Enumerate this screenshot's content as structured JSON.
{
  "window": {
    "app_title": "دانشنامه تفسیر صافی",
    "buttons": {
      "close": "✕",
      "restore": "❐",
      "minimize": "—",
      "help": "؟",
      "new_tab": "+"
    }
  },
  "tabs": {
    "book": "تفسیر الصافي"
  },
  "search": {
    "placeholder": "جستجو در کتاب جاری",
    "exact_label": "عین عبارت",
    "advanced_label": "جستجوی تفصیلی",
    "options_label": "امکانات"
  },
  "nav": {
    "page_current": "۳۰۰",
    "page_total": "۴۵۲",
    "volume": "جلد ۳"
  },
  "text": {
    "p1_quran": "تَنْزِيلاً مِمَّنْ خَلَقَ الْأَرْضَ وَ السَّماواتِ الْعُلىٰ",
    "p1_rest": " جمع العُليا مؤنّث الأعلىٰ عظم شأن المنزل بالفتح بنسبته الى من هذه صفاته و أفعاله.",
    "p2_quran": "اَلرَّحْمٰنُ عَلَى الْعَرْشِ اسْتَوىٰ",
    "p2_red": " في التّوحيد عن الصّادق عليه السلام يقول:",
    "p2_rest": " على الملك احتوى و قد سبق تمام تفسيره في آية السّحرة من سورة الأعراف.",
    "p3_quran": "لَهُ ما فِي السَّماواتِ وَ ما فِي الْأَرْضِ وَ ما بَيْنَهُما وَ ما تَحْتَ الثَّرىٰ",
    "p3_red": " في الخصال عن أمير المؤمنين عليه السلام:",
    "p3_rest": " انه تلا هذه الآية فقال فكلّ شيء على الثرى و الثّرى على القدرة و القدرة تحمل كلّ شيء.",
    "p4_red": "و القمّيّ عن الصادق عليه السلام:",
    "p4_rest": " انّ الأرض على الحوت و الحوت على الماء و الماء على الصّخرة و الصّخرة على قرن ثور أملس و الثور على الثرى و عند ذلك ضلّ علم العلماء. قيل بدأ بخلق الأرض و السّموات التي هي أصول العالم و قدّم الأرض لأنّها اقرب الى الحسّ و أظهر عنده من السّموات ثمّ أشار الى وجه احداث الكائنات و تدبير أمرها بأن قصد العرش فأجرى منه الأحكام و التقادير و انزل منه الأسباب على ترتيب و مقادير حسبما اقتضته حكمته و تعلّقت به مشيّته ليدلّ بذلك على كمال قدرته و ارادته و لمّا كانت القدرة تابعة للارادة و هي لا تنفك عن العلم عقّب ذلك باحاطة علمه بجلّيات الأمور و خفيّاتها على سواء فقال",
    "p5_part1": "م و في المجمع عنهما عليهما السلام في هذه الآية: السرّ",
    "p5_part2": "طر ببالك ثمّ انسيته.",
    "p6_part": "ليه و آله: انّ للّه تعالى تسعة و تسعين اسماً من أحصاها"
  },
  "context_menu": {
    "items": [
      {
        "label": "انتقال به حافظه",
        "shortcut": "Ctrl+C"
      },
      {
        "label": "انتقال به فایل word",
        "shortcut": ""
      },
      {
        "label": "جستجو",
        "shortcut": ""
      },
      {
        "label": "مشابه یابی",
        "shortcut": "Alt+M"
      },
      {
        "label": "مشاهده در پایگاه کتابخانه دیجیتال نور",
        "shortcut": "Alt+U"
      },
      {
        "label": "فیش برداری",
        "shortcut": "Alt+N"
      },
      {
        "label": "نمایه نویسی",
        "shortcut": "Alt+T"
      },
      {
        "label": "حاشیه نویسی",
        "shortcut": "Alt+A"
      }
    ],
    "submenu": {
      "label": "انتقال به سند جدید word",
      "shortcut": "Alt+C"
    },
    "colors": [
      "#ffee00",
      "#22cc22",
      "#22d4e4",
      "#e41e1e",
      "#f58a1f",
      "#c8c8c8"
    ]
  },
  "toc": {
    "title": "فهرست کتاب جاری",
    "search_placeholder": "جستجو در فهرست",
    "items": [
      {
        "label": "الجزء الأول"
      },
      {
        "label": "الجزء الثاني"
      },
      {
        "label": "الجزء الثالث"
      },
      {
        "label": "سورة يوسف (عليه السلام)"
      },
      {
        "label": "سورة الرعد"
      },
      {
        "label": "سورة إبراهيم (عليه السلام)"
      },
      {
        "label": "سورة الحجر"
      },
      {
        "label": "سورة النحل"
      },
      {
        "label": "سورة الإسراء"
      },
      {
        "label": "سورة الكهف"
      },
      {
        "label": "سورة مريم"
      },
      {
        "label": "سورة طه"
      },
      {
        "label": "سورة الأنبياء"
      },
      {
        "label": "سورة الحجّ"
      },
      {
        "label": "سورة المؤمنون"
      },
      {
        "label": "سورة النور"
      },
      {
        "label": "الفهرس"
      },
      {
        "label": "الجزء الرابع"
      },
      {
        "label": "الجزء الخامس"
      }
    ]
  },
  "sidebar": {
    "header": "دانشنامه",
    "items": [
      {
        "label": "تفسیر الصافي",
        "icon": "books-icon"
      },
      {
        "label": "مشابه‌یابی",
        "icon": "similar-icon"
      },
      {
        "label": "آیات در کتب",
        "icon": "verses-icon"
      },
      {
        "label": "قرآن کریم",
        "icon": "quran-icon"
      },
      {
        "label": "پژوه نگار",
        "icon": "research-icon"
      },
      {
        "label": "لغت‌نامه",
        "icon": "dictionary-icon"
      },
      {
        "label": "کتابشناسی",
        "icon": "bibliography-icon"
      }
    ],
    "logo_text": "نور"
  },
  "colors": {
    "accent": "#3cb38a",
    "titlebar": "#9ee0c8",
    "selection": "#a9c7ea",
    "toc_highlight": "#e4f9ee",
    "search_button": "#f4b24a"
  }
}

■ ■ ■

=== Given task ===
Search the records above for "السلام". Copy each line where it is found.

=== Solution ===
    "p2_red": " في التّوحيد عن الصّادق عليه السلام يقول:",
    "p3_red": " في الخصال عن أمير المؤمنين عليه السلام:",
    "p4_red": "و القمّيّ عن الصادق عليه السلام:",
    "p5_part1": "م و في المجمع عنهما عليهما السلام في هذه الآية: السرّ",
        "label": "سورة يوسف (عليه السلام)"
        "label": "سورة إبراهيم (عليه السلام)"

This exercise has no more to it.